#### What is expected:
Reproduce the listing exactly, with no pictures in your copy.

[Items from a dataset]
====

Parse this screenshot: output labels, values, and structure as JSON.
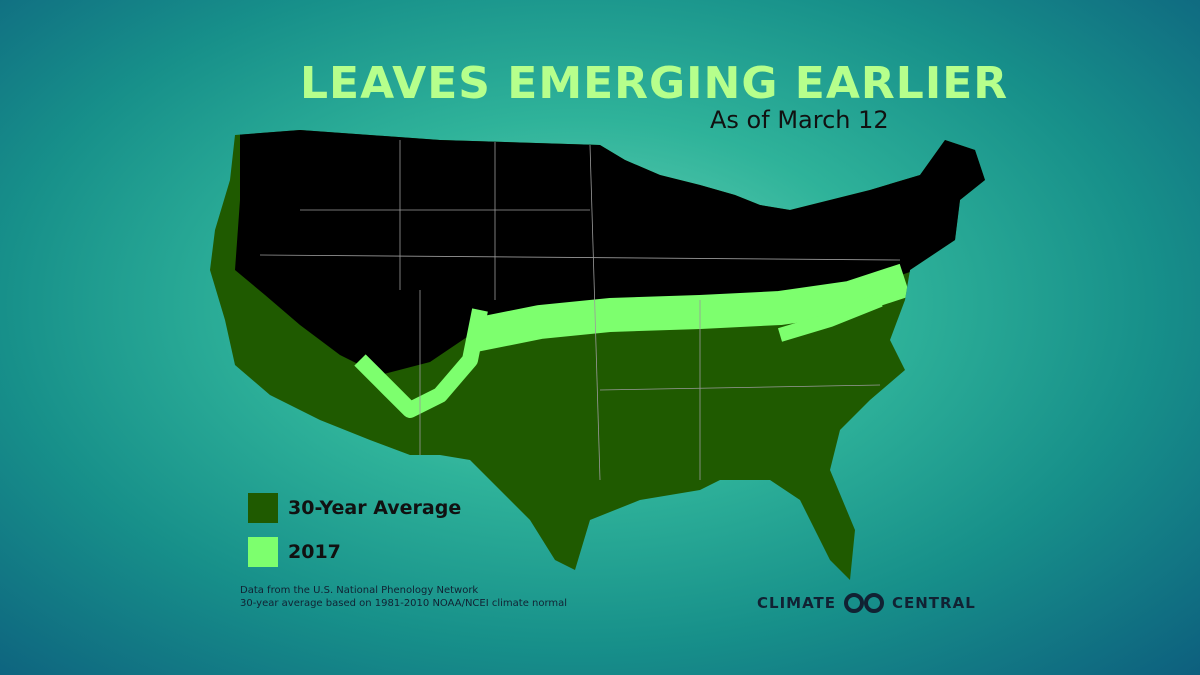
{
  "header": {
    "title": "LEAVES EMERGING EARLIER",
    "subtitle": "As of March 12"
  },
  "legend": {
    "items": [
      {
        "label": "30-Year Average",
        "color": "#1f5a00"
      },
      {
        "label": "2017",
        "color": "#7dff6e"
      }
    ]
  },
  "notes": [
    "Data from the U.S. National Phenology Network",
    "30-year average based on 1981-2010 NOAA/NCEI climate normal"
  ],
  "logo": {
    "left": "CLIMATE",
    "right": "CENTRAL"
  }
}
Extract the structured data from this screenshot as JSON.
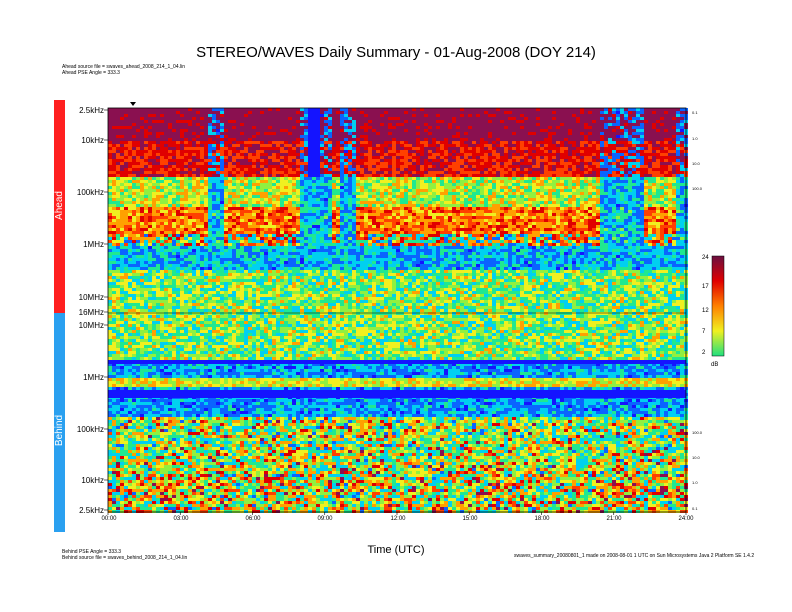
{
  "title": "STEREO/WAVES Daily Summary - 01-Aug-2008 (DOY 214)",
  "header_meta": [
    "Ahead source file = swaves_ahead_2008_214_1_04.lin",
    "Ahead PSE Angle = 333.3"
  ],
  "footer_meta_left": [
    "Behind PSE Angle = 333.3",
    "Behind source file = swaves_behind_2008_214_1_04.lin"
  ],
  "footer_meta_right": "swaves_summary_20080801_1 made on 2008-08-01 1 UTC on Sun Microsystems Java 2 Platform SE 1.4.2",
  "colors": {
    "ahead": "#ff2020",
    "behind": "#2aa0f0"
  },
  "chart_data": {
    "type": "heatmap",
    "xlabel": "Time (UTC)",
    "x_ticks": [
      "00:00",
      "03:00",
      "06:00",
      "09:00",
      "12:00",
      "15:00",
      "18:00",
      "21:00",
      "24:00"
    ],
    "xlim": [
      0,
      24
    ],
    "panels": [
      {
        "name": "Ahead",
        "y_ticks": [
          "2.5kHz",
          "10kHz",
          "100kHz",
          "1MHz",
          "10MHz",
          "16MHz"
        ]
      },
      {
        "name": "Behind",
        "y_ticks": [
          "10MHz",
          "1MHz",
          "100kHz",
          "10kHz",
          "2.5kHz"
        ]
      }
    ],
    "right_axis_ticks": [
      "0.1",
      "1.0",
      "10.0",
      "100.0"
    ],
    "colorbar": {
      "ticks": [
        "24",
        "17",
        "12",
        "7",
        "2"
      ],
      "unit": "dB",
      "range": [
        2,
        24
      ]
    }
  }
}
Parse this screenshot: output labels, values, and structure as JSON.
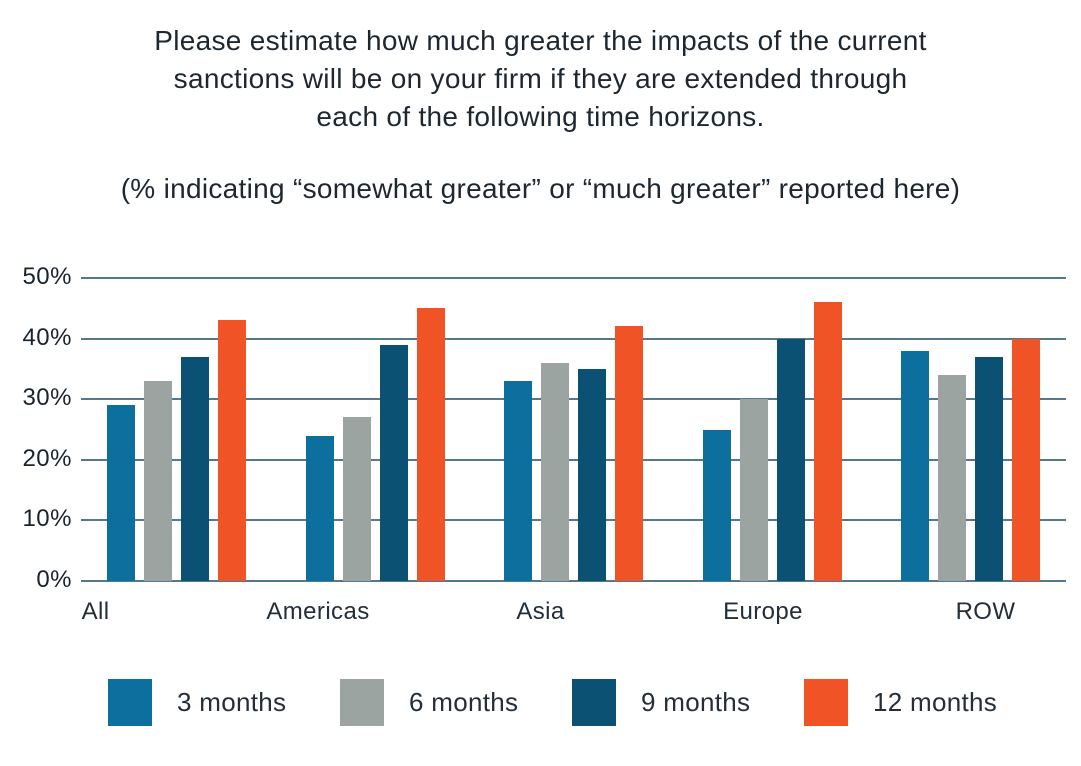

====

#### Written response:
Parse this screenshot: output labels, values, and structure as JSON.
{
  "header": {
    "title": "LEAVES EMERGING EARLIER",
    "subtitle": "As of March 12"
  },
  "legend": {
    "items": [
      {
        "label": "30-Year Average",
        "color": "#1f5a00"
      },
      {
        "label": "2017",
        "color": "#7dff6e"
      }
    ]
  },
  "notes": [
    "Data from the U.S. National Phenology Network",
    "30-year average based on 1981-2010 NOAA/NCEI climate normal"
  ],
  "logo": {
    "left": "CLIMATE",
    "right": "CENTRAL"
  }
}
Extract the structured data from this screenshot as JSON.
{
  "title": "STEREO/WAVES Daily Summary - 01-Aug-2008 (DOY 214)",
  "header_meta": [
    "Ahead source file = swaves_ahead_2008_214_1_04.lin",
    "Ahead PSE Angle = 333.3"
  ],
  "footer_meta_left": [
    "Behind PSE Angle = 333.3",
    "Behind source file = swaves_behind_2008_214_1_04.lin"
  ],
  "footer_meta_right": "swaves_summary_20080801_1 made on 2008-08-01 1 UTC on Sun Microsystems Java 2 Platform SE 1.4.2",
  "colors": {
    "ahead": "#ff2020",
    "behind": "#2aa0f0"
  },
  "chart_data": {
    "type": "heatmap",
    "xlabel": "Time (UTC)",
    "x_ticks": [
      "00:00",
      "03:00",
      "06:00",
      "09:00",
      "12:00",
      "15:00",
      "18:00",
      "21:00",
      "24:00"
    ],
    "xlim": [
      0,
      24
    ],
    "panels": [
      {
        "name": "Ahead",
        "y_ticks": [
          "2.5kHz",
          "10kHz",
          "100kHz",
          "1MHz",
          "10MHz",
          "16MHz"
        ]
      },
      {
        "name": "Behind",
        "y_ticks": [
          "10MHz",
          "1MHz",
          "100kHz",
          "10kHz",
          "2.5kHz"
        ]
      }
    ],
    "right_axis_ticks": [
      "0.1",
      "1.0",
      "10.0",
      "100.0"
    ],
    "colorbar": {
      "ticks": [
        "24",
        "17",
        "12",
        "7",
        "2"
      ],
      "unit": "dB",
      "range": [
        2,
        24
      ]
    }
  }
}
Parse this screenshot: output labels, values, and structure as JSON.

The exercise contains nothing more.